[start Information shown]
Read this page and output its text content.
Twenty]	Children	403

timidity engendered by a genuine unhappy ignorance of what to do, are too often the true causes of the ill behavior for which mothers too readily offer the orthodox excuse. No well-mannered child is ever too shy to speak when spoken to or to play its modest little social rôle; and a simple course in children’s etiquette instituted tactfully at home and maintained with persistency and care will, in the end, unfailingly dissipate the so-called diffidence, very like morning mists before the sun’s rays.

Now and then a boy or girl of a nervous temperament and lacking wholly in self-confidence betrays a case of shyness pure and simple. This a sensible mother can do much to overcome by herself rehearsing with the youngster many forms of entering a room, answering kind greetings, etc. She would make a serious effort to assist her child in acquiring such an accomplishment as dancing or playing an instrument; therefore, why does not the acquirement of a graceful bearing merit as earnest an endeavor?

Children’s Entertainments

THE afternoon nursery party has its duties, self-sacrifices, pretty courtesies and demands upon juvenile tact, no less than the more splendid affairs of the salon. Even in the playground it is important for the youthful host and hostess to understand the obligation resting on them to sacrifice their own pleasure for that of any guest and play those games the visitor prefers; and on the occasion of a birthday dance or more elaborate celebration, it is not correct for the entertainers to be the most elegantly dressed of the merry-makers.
[end Information shown]
What the task asks:
Find the string "with" in the listing and return every line that holds it.

Complete response:
timidity engendered by a genuine unhappy ignorance of what to do, are too often the true causes of the ill behavior for which mothers too readily offer the orthodox excuse. No well-mannered child is ever too shy to speak when spoken to or to play its modest little social rôle; and a simple course in children’s etiquette instituted tactfully at home and maintained with persistency and care will, in the end, unfailingly dissipate the so-called diffidence, very like morning mists before the sun’s rays.
Now and then a boy or girl of a nervous temperament and lacking wholly in self-confidence betrays a case of shyness pure and simple. This a sensible mother can do much to overcome by herself rehearsing with the youngster many forms of entering a room, answering kind greetings, etc. She would make a serious effort to assist her child in acquiring such an accomplishment as dancing or playing an instrument; therefore, why does not the acquirement of a graceful bearing merit as earnest an endeavor?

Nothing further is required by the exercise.